▶ Stated task
Check every line of the data below for the string "ylabel", and copy the ones that hold it.

▶ Extracts from a graphics dataset

┌────────

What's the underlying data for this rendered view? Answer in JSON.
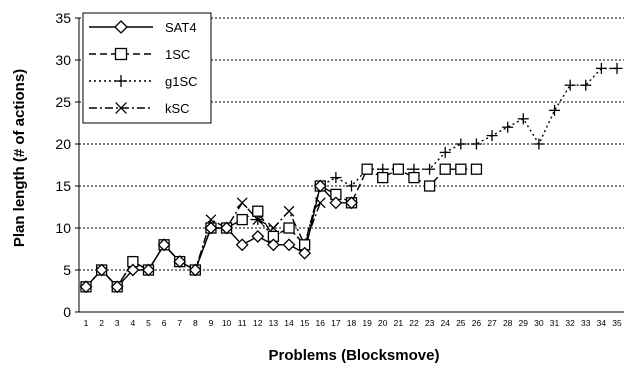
{
  "chart_data": {
    "type": "line",
    "xlabel": "Problems (Blocksmove)",
    "ylabel": "Plan length (# of actions)",
    "ylim": [
      0,
      35
    ],
    "yticks": [
      0,
      5,
      10,
      15,
      20,
      25,
      30,
      35
    ],
    "x": [
      1,
      2,
      3,
      4,
      5,
      6,
      7,
      8,
      9,
      10,
      11,
      12,
      13,
      14,
      15,
      16,
      17,
      18,
      19,
      20,
      21,
      22,
      23,
      24,
      25,
      26,
      27,
      28,
      29,
      30,
      31,
      32,
      33,
      34,
      35
    ],
    "grid": "horizontal dotted",
    "legend_position": "top-left",
    "series": [
      {
        "name": "SAT4",
        "marker": "diamond",
        "dash": "solid",
        "values": [
          3,
          5,
          3,
          5,
          5,
          8,
          6,
          5,
          10,
          10,
          8,
          9,
          8,
          8,
          7,
          15,
          13,
          13,
          null,
          null,
          null,
          null,
          null,
          null,
          null,
          null,
          null,
          null,
          null,
          null,
          null,
          null,
          null,
          null,
          null
        ]
      },
      {
        "name": "1SC",
        "marker": "square",
        "dash": "dashed",
        "values": [
          3,
          5,
          3,
          6,
          5,
          8,
          6,
          5,
          10,
          10,
          11,
          12,
          9,
          10,
          8,
          15,
          14,
          13,
          17,
          16,
          17,
          16,
          15,
          17,
          17,
          17,
          null,
          null,
          null,
          null,
          null,
          null,
          null,
          null,
          null
        ]
      },
      {
        "name": "g1SC",
        "marker": "plus",
        "dash": "dotted",
        "values": [
          3,
          5,
          3,
          6,
          5,
          8,
          6,
          5,
          10,
          10,
          11,
          11,
          9,
          10,
          8,
          15,
          16,
          15,
          17,
          17,
          17,
          17,
          17,
          19,
          20,
          20,
          21,
          22,
          23,
          20,
          24,
          27,
          27,
          29,
          29
        ]
      },
      {
        "name": "kSC",
        "marker": "x",
        "dash": "dashdot",
        "values": [
          3,
          5,
          3,
          6,
          5,
          8,
          6,
          5,
          11,
          10,
          13,
          11,
          10,
          12,
          8,
          13,
          null,
          null,
          null,
          null,
          null,
          null,
          null,
          null,
          null,
          null,
          null,
          null,
          null,
          null,
          null,
          null,
          null,
          null,
          null
        ]
      }
    ]
  }
}
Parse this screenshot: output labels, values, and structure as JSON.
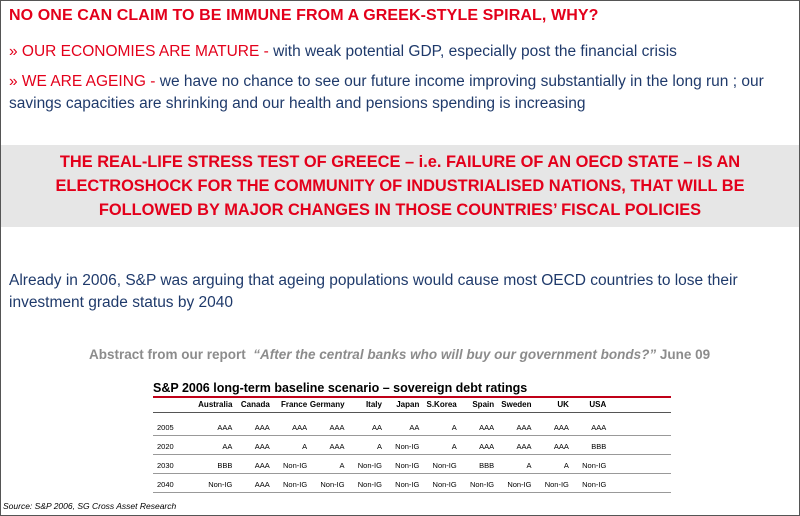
{
  "title": "NO ONE CAN CLAIM TO BE IMMUNE FROM A GREEK-STYLE SPIRAL, WHY?",
  "bullets": [
    {
      "lead": "» OUR ECONOMIES ARE MATURE -",
      "text": " with weak potential GDP, especially post the financial crisis"
    },
    {
      "lead": "» WE ARE AGEING -",
      "text": "  we have no chance to see our future income improving substantially in the long run ; our savings capacities are shrinking and our health and pensions spending is increasing"
    }
  ],
  "banner": "THE REAL-LIFE STRESS TEST OF GREECE – i.e. FAILURE OF AN OECD STATE – IS AN ELECTROSHOCK FOR THE COMMUNITY OF INDUSTRIALISED NATIONS, THAT WILL BE FOLLOWED BY MAJOR CHANGES IN THOSE COUNTRIES’ FISCAL POLICIES",
  "paragraph": "Already in 2006, S&P was arguing that ageing populations would cause most OECD countries to lose their investment grade status by 2040",
  "abstract": {
    "prefix": "Abstract from our report",
    "quote": "“After the central banks who will buy our government bonds?”",
    "suffix": " June 09"
  },
  "table": {
    "title": "S&P 2006 long-term baseline scenario – sovereign debt ratings",
    "columns": [
      "Australia",
      "Canada",
      "France",
      "Germany",
      "Italy",
      "Japan",
      "S.Korea",
      "Spain",
      "Sweden",
      "UK",
      "USA"
    ],
    "rows": [
      {
        "year": "2005",
        "values": [
          "AAA",
          "AAA",
          "AAA",
          "AAA",
          "AA",
          "AA",
          "A",
          "AAA",
          "AAA",
          "AAA",
          "AAA"
        ]
      },
      {
        "year": "2020",
        "values": [
          "AA",
          "AAA",
          "A",
          "AAA",
          "A",
          "Non-IG",
          "A",
          "AAA",
          "AAA",
          "AAA",
          "BBB"
        ]
      },
      {
        "year": "2030",
        "values": [
          "BBB",
          "AAA",
          "Non-IG",
          "A",
          "Non-IG",
          "Non-IG",
          "Non-IG",
          "BBB",
          "A",
          "A",
          "Non-IG"
        ]
      },
      {
        "year": "2040",
        "values": [
          "Non-IG",
          "AAA",
          "Non-IG",
          "Non-IG",
          "Non-IG",
          "Non-IG",
          "Non-IG",
          "Non-IG",
          "Non-IG",
          "Non-IG",
          "Non-IG"
        ]
      }
    ]
  },
  "source": "Source: S&P 2006, SG Cross Asset Research"
}
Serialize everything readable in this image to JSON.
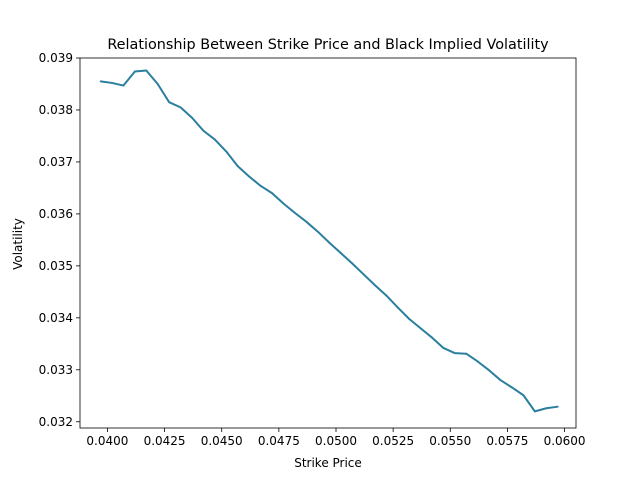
{
  "chart_data": {
    "type": "line",
    "title": "Relationship Between Strike Price and Black Implied Volatility",
    "xlabel": "Strike Price",
    "ylabel": "Volatility",
    "xlim": [
      0.0388,
      0.0605
    ],
    "ylim": [
      0.03188,
      0.039
    ],
    "grid": false,
    "xticks": [
      {
        "value": 0.04,
        "label": "0.0400"
      },
      {
        "value": 0.0425,
        "label": "0.0425"
      },
      {
        "value": 0.045,
        "label": "0.0450"
      },
      {
        "value": 0.0475,
        "label": "0.0475"
      },
      {
        "value": 0.05,
        "label": "0.0500"
      },
      {
        "value": 0.0525,
        "label": "0.0525"
      },
      {
        "value": 0.055,
        "label": "0.0550"
      },
      {
        "value": 0.0575,
        "label": "0.0575"
      },
      {
        "value": 0.06,
        "label": "0.0600"
      }
    ],
    "yticks": [
      {
        "value": 0.032,
        "label": "0.032"
      },
      {
        "value": 0.033,
        "label": "0.033"
      },
      {
        "value": 0.034,
        "label": "0.034"
      },
      {
        "value": 0.035,
        "label": "0.035"
      },
      {
        "value": 0.036,
        "label": "0.036"
      },
      {
        "value": 0.037,
        "label": "0.037"
      },
      {
        "value": 0.038,
        "label": "0.038"
      },
      {
        "value": 0.039,
        "label": "0.039"
      }
    ],
    "series": [
      {
        "color": "#2a7f9e",
        "x": [
          0.0397,
          0.0402,
          0.0407,
          0.0412,
          0.0417,
          0.0422,
          0.0427,
          0.0432,
          0.0437,
          0.0442,
          0.0447,
          0.0452,
          0.0457,
          0.0462,
          0.0467,
          0.0472,
          0.0477,
          0.0482,
          0.0487,
          0.0492,
          0.0497,
          0.0502,
          0.0507,
          0.0512,
          0.0517,
          0.0522,
          0.0527,
          0.0532,
          0.0537,
          0.0542,
          0.0547,
          0.0552,
          0.0557,
          0.0562,
          0.0567,
          0.0572,
          0.0577,
          0.0582,
          0.0587,
          0.0592,
          0.0597
        ],
        "y": [
          0.03855,
          0.03852,
          0.03847,
          0.03874,
          0.03876,
          0.0385,
          0.03815,
          0.03805,
          0.03785,
          0.0376,
          0.03743,
          0.0372,
          0.03692,
          0.03672,
          0.03654,
          0.0364,
          0.0362,
          0.03602,
          0.03585,
          0.03566,
          0.03545,
          0.03525,
          0.03505,
          0.03484,
          0.03463,
          0.03443,
          0.0342,
          0.03398,
          0.0338,
          0.03362,
          0.03342,
          0.03332,
          0.03331,
          0.03316,
          0.03299,
          0.0328,
          0.03266,
          0.03251,
          0.0322,
          0.03226,
          0.03229
        ]
      }
    ]
  }
}
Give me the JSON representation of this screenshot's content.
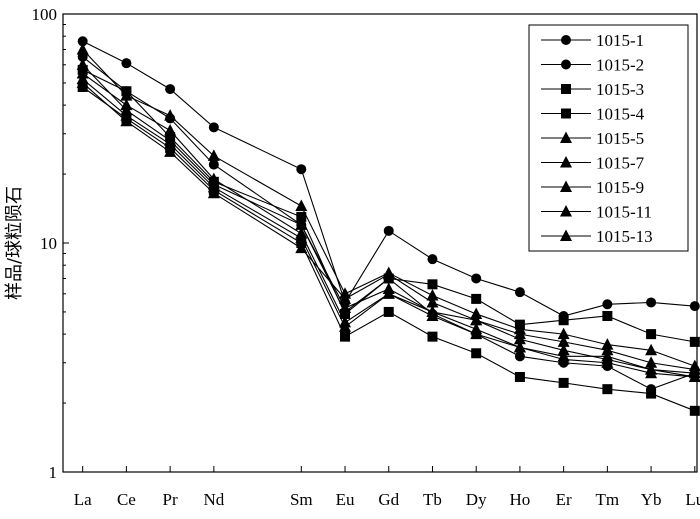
{
  "chart_data": {
    "type": "line",
    "title": "",
    "xlabel": "",
    "ylabel": "样品/球粒陨石",
    "y_scale": "log",
    "ylim": [
      1,
      100
    ],
    "y_ticks": [
      {
        "value": 1,
        "label": "1"
      },
      {
        "value": 10,
        "label": "10"
      },
      {
        "value": 100,
        "label": "100"
      }
    ],
    "categories": [
      "La",
      "Ce",
      "Pr",
      "Nd",
      "Sm",
      "Eu",
      "Gd",
      "Tb",
      "Dy",
      "Ho",
      "Er",
      "Tm",
      "Yb",
      "Lu"
    ],
    "category_positions": [
      1,
      2,
      3,
      4,
      6,
      7,
      8,
      9,
      10,
      11,
      12,
      13,
      14,
      15
    ],
    "grid": false,
    "legend_position": "top-right",
    "series": [
      {
        "name": "1015-1",
        "marker": "circle",
        "values": [
          76,
          61,
          47,
          32,
          21,
          5.5,
          11.3,
          8.5,
          7.0,
          6.1,
          4.8,
          5.4,
          5.5,
          5.3
        ]
      },
      {
        "name": "1015-2",
        "marker": "circle",
        "values": [
          65,
          46,
          35,
          22,
          12,
          5.0,
          7.0,
          4.9,
          4.0,
          3.2,
          3.0,
          2.9,
          2.3,
          2.7
        ]
      },
      {
        "name": "1015-3",
        "marker": "square",
        "values": [
          57,
          46,
          29,
          18.5,
          13,
          4.9,
          7.0,
          6.6,
          5.7,
          4.4,
          4.6,
          4.8,
          4.0,
          3.7
        ]
      },
      {
        "name": "1015-4",
        "marker": "square",
        "values": [
          48,
          35,
          26,
          17,
          10,
          3.9,
          5.0,
          3.9,
          3.3,
          2.6,
          2.45,
          2.3,
          2.2,
          1.85
        ]
      },
      {
        "name": "1015-5",
        "marker": "triangle",
        "values": [
          55,
          40,
          31,
          19,
          11,
          4.5,
          6.0,
          5.0,
          4.2,
          3.5,
          3.2,
          3.2,
          2.8,
          2.7
        ]
      },
      {
        "name": "1015-7",
        "marker": "triangle",
        "values": [
          70,
          44,
          36,
          24,
          14.5,
          6.0,
          7.4,
          5.9,
          4.9,
          4.2,
          4.0,
          3.6,
          3.4,
          2.9
        ]
      },
      {
        "name": "1015-9",
        "marker": "triangle",
        "values": [
          60,
          38,
          28,
          18,
          12,
          5.2,
          6.3,
          5.0,
          4.6,
          3.8,
          3.4,
          3.1,
          2.8,
          2.6
        ]
      },
      {
        "name": "1015-11",
        "marker": "triangle",
        "values": [
          52,
          36,
          27,
          17.5,
          10.5,
          4.3,
          6.0,
          4.8,
          4.0,
          3.5,
          3.1,
          3.0,
          2.7,
          2.6
        ]
      },
      {
        "name": "1015-13",
        "marker": "triangle",
        "values": [
          50,
          34,
          25,
          16.5,
          9.5,
          5.7,
          7.3,
          5.5,
          4.6,
          4.0,
          3.7,
          3.4,
          3.0,
          2.8
        ]
      }
    ]
  }
}
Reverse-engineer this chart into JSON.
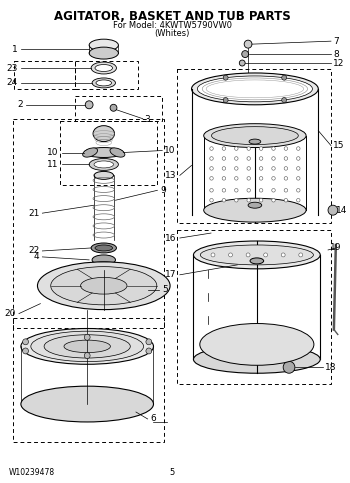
{
  "title": "AGITATOR, BASKET AND TUB PARTS",
  "subtitle": "For Model: 4KWTW5790VW0",
  "subtitle2": "(Whites)",
  "footer_left": "W10239478",
  "footer_center": "5",
  "bg_color": "#ffffff",
  "title_fontsize": 8.5,
  "subtitle_fontsize": 6.0,
  "label_fontsize": 6.5
}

└────────

▶ Task result
    "ylabel": "Plan length (# of actions)",
    "ylabel": "Volatility",
    "ylabel": "样品/球粒陨石",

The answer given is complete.